>>>

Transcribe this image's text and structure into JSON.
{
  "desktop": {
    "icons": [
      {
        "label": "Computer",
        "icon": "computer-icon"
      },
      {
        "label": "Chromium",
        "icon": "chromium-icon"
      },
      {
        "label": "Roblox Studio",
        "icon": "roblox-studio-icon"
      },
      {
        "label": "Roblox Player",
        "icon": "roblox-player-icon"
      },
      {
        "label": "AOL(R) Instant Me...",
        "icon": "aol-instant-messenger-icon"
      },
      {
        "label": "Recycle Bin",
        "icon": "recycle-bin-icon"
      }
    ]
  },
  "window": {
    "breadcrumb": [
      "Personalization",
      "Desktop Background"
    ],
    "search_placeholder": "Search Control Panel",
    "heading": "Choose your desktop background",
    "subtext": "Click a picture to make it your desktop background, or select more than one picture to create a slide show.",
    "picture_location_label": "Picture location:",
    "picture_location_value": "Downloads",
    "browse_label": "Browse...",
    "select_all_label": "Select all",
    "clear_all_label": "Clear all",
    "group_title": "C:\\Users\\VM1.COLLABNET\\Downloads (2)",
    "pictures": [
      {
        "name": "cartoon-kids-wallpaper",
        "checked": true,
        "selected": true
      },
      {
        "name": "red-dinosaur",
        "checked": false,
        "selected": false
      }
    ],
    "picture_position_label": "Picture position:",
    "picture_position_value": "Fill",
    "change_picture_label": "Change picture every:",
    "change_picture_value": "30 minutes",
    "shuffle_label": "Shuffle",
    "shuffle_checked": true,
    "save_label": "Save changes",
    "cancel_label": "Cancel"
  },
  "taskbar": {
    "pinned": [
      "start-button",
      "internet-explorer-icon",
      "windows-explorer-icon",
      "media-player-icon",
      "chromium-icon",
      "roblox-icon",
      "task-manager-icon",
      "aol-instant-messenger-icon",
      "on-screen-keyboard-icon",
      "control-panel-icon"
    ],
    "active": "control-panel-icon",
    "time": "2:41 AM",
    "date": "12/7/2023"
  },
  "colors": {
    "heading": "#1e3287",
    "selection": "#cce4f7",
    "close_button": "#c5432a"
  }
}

<<<

◆ **Objective**: Only lines with "name" are wanted here; list each of them.

◆ **Output of the exercise**:
        "name": "cartoon-kids-wallpaper",
        "name": "red-dinosaur",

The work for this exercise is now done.